▶ **Task objective**: All entries must be given again exactly as written.

── Material provided

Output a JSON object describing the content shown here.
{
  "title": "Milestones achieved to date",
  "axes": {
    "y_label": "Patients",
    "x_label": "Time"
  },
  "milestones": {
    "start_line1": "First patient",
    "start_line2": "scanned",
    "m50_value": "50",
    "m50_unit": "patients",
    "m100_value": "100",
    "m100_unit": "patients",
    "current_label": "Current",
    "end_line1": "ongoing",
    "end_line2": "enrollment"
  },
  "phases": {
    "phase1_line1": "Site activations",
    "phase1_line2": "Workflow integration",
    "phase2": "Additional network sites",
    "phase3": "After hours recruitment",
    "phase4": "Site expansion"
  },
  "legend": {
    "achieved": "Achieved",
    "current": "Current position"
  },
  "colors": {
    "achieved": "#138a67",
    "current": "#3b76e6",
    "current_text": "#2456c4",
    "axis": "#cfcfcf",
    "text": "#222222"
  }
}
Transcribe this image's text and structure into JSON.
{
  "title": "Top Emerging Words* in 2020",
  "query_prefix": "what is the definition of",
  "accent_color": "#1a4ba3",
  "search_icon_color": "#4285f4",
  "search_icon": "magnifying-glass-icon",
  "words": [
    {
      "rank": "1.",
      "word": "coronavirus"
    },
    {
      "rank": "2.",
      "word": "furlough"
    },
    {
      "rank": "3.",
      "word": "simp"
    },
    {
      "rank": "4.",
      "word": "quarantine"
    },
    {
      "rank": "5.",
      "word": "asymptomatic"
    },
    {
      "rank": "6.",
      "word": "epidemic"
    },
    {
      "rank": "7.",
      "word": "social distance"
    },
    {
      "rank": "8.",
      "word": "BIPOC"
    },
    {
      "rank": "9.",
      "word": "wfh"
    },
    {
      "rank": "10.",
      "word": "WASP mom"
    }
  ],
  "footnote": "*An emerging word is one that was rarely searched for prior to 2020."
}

────

▶ **Output for this task**:
Output a JSON object describing the content shown here.
{
  "title": "Milestones achieved to date",
  "axes": {
    "y_label": "Patients",
    "x_label": "Time"
  },
  "milestones": {
    "start_line1": "First patient",
    "start_line2": "scanned",
    "m50_value": "50",
    "m50_unit": "patients",
    "m100_value": "100",
    "m100_unit": "patients",
    "current_label": "Current",
    "end_line1": "ongoing",
    "end_line2": "enrollment"
  },
  "phases": {
    "phase1_line1": "Site activations",
    "phase1_line2": "Workflow integration",
    "phase2": "Additional network sites",
    "phase3": "After hours recruitment",
    "phase4": "Site expansion"
  },
  "legend": {
    "achieved": "Achieved",
    "current": "Current position"
  },
  "colors": {
    "achieved": "#138a67",
    "current": "#3b76e6",
    "current_text": "#2456c4",
    "axis": "#cfcfcf",
    "text": "#222222"
  }
}
Transcribe this image's text and structure into JSON.
{
  "title": "Top Emerging Words* in 2020",
  "query_prefix": "what is the definition of",
  "accent_color": "#1a4ba3",
  "search_icon_color": "#4285f4",
  "search_icon": "magnifying-glass-icon",
  "words": [
    {
      "rank": "1.",
      "word": "coronavirus"
    },
    {
      "rank": "2.",
      "word": "furlough"
    },
    {
      "rank": "3.",
      "word": "simp"
    },
    {
      "rank": "4.",
      "word": "quarantine"
    },
    {
      "rank": "5.",
      "word": "asymptomatic"
    },
    {
      "rank": "6.",
      "word": "epidemic"
    },
    {
      "rank": "7.",
      "word": "social distance"
    },
    {
      "rank": "8.",
      "word": "BIPOC"
    },
    {
      "rank": "9.",
      "word": "wfh"
    },
    {
      "rank": "10.",
      "word": "WASP mom"
    }
  ],
  "footnote": "*An emerging word is one that was rarely searched for prior to 2020."
}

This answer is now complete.